Problem details
Lift out each line of the data that holds "النظم".

Dataset excerpts
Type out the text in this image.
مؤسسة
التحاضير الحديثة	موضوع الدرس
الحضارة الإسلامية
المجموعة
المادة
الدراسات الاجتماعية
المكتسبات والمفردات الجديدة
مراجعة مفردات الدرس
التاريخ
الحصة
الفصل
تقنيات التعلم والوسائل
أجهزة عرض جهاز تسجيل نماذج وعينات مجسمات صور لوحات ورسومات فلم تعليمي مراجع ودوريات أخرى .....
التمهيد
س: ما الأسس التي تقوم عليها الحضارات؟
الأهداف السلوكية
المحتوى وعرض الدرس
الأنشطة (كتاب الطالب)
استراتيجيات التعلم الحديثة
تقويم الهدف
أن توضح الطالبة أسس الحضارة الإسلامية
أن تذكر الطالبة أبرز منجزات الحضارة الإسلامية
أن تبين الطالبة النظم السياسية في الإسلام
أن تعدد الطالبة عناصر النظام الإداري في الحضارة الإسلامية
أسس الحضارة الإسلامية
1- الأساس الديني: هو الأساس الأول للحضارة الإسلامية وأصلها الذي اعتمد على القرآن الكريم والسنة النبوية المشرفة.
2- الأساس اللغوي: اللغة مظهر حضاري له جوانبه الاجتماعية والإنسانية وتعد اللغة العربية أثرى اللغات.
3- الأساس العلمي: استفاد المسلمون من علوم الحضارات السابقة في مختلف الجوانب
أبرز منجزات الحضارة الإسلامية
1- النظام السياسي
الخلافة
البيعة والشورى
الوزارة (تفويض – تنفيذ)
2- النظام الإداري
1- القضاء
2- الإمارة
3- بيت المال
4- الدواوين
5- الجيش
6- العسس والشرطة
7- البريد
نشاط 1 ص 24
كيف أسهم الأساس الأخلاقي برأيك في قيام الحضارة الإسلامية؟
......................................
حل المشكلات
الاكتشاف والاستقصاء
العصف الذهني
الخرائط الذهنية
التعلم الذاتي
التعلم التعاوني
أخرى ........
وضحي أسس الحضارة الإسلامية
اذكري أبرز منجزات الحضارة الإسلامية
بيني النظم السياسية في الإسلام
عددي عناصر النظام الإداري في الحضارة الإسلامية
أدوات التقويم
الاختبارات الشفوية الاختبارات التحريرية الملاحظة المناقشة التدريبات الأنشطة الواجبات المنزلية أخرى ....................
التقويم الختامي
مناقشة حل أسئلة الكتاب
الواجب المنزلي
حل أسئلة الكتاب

Complete output
أن تبين الطالبة النظم السياسية في الإسلام
بيني النظم السياسية في الإسلام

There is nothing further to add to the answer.